* [BRIEF]: Report only how many lines of the entries below contain the string "есть".

─── SUPPLIED ENTRIES ───

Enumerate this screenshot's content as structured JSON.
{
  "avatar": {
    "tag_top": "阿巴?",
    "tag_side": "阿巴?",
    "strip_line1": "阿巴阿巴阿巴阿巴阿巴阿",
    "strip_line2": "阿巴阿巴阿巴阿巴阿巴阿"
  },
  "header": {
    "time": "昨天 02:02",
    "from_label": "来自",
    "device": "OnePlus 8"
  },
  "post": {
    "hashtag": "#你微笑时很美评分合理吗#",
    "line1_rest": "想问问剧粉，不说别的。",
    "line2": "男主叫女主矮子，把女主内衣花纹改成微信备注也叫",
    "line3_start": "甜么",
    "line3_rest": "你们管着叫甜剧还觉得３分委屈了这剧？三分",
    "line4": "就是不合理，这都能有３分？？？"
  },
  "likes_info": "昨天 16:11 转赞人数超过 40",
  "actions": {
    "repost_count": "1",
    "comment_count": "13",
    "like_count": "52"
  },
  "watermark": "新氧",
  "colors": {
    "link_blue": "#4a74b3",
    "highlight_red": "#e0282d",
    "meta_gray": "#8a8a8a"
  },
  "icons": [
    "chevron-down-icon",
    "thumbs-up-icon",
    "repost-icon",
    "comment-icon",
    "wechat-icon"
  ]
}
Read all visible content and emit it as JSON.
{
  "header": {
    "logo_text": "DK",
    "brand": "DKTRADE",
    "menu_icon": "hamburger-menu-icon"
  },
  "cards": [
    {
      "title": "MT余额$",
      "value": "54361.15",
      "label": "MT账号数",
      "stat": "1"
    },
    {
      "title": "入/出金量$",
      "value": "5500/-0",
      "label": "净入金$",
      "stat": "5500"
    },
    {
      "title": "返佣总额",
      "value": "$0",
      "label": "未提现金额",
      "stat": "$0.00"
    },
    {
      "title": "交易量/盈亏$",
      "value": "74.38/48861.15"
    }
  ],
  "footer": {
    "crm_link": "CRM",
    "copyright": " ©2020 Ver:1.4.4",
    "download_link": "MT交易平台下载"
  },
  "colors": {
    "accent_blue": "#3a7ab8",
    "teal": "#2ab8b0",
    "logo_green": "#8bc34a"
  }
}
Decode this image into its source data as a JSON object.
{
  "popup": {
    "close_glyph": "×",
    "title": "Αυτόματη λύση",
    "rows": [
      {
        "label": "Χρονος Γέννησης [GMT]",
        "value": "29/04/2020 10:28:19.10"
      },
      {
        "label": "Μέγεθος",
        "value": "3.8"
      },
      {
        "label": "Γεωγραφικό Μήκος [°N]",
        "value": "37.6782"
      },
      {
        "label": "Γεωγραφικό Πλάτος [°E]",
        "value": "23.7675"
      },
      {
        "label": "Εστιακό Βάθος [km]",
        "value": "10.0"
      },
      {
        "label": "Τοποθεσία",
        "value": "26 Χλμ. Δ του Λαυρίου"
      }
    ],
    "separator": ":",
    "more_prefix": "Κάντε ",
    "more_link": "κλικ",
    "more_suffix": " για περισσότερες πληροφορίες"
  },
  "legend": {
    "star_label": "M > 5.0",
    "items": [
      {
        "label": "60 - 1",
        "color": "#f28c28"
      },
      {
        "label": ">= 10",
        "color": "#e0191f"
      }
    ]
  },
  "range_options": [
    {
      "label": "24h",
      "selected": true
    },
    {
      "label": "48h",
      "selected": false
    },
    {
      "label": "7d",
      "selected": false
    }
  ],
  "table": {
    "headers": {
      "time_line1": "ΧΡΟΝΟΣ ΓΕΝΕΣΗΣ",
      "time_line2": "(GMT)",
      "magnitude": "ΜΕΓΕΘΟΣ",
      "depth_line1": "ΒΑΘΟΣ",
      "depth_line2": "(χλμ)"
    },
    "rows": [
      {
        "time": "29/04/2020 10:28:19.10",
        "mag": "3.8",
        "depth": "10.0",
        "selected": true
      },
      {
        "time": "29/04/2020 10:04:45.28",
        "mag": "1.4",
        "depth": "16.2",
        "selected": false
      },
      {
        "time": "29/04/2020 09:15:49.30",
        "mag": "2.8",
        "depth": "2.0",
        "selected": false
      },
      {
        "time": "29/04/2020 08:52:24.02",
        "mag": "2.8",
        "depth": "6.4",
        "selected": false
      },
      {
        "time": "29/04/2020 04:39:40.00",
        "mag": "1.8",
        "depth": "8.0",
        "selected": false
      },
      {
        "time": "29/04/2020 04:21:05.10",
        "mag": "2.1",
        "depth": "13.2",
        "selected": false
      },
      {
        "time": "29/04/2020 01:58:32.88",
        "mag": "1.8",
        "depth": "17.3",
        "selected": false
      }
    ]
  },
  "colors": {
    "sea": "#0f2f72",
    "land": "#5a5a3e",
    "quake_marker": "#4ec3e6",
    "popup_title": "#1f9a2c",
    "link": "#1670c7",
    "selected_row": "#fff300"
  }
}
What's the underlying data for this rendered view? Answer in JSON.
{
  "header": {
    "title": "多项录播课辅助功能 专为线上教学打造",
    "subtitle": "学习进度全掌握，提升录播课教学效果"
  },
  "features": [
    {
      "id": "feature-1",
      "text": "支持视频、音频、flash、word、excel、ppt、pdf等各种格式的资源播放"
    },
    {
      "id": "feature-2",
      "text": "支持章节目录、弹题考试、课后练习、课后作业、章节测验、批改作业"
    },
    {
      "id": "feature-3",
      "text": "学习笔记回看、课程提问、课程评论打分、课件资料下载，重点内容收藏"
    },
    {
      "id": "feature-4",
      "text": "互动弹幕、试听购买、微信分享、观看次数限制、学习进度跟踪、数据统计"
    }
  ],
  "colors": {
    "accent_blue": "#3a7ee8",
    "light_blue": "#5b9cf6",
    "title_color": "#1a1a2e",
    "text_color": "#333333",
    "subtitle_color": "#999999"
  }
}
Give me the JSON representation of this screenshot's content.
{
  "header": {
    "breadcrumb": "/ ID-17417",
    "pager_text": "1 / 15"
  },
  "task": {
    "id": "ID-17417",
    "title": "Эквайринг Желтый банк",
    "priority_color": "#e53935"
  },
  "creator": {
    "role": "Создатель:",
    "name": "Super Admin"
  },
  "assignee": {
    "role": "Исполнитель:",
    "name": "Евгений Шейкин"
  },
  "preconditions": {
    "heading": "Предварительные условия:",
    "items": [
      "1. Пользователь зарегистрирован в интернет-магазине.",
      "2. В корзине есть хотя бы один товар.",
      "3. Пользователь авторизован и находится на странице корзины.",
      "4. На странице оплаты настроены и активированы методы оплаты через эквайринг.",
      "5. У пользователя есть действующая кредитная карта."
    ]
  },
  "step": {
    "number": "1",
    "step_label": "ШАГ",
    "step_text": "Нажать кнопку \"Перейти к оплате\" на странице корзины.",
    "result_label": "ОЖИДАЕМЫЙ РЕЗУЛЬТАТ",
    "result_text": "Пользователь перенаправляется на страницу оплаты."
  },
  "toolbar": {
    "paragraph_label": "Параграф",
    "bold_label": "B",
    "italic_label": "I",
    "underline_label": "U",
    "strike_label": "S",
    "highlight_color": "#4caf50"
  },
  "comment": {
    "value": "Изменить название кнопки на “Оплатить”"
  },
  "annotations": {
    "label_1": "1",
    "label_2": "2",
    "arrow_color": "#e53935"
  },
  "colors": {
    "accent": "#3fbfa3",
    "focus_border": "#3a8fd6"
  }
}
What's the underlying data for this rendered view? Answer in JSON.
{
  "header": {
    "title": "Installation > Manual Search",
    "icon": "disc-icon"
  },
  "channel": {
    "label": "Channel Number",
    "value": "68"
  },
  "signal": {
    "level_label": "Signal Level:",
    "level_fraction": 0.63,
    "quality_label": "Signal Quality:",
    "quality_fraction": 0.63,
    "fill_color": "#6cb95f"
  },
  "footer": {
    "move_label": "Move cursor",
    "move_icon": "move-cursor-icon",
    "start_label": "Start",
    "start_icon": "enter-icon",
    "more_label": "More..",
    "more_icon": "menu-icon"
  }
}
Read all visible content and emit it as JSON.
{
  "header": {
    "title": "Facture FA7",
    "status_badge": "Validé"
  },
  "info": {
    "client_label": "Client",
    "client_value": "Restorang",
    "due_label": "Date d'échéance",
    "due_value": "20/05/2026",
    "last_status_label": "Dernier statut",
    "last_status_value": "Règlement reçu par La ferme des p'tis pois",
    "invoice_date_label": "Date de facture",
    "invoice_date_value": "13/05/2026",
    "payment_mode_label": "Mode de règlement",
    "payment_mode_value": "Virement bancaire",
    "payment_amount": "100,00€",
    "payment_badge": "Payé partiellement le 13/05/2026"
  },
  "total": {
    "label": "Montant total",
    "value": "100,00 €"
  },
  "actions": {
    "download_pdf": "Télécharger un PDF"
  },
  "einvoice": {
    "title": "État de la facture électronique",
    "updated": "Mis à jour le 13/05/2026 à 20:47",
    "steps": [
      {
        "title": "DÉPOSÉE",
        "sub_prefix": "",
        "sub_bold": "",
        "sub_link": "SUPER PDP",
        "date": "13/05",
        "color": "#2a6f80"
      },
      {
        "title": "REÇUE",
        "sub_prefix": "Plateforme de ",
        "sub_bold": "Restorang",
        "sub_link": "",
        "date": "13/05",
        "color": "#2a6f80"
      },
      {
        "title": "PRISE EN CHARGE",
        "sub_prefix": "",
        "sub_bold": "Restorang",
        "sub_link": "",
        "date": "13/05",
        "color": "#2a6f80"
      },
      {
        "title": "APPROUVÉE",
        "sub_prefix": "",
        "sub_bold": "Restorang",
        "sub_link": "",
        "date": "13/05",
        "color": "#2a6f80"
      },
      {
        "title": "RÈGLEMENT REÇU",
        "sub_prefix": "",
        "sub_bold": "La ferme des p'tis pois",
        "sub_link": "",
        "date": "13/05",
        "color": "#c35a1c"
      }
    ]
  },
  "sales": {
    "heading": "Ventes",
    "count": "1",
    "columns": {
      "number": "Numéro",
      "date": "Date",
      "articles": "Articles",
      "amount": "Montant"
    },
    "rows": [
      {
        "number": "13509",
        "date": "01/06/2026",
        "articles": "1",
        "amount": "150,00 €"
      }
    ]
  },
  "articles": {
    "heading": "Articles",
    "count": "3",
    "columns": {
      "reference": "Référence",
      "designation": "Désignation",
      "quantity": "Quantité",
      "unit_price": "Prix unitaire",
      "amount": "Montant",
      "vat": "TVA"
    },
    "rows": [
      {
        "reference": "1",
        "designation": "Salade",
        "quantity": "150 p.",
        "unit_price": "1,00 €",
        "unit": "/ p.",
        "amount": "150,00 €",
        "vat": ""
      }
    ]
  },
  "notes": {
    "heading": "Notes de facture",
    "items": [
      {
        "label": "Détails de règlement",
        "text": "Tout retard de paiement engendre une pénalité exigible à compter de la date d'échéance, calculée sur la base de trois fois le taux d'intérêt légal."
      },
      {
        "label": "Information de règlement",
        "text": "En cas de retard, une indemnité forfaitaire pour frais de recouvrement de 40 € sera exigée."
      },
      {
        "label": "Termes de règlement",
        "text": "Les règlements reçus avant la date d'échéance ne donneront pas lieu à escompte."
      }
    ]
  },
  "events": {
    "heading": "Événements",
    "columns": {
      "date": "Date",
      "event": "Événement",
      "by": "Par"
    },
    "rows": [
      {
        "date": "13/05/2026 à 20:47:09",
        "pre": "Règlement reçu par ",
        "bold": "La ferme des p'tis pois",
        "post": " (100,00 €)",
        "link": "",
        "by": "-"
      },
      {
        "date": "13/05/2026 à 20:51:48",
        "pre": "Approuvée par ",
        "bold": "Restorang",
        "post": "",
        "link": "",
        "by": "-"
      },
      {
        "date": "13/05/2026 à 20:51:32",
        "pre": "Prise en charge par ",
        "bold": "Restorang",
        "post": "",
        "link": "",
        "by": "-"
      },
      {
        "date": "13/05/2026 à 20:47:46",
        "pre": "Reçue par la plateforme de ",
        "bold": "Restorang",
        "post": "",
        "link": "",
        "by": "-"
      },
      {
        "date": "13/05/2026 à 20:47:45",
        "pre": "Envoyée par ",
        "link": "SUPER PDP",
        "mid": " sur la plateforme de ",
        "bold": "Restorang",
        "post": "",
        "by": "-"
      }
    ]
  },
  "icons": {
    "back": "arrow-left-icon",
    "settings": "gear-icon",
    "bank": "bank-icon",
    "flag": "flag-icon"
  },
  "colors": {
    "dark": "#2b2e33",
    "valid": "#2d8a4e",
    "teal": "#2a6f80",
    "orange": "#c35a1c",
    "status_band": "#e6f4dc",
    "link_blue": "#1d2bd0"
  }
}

───

* [THE OUTPUT]: 2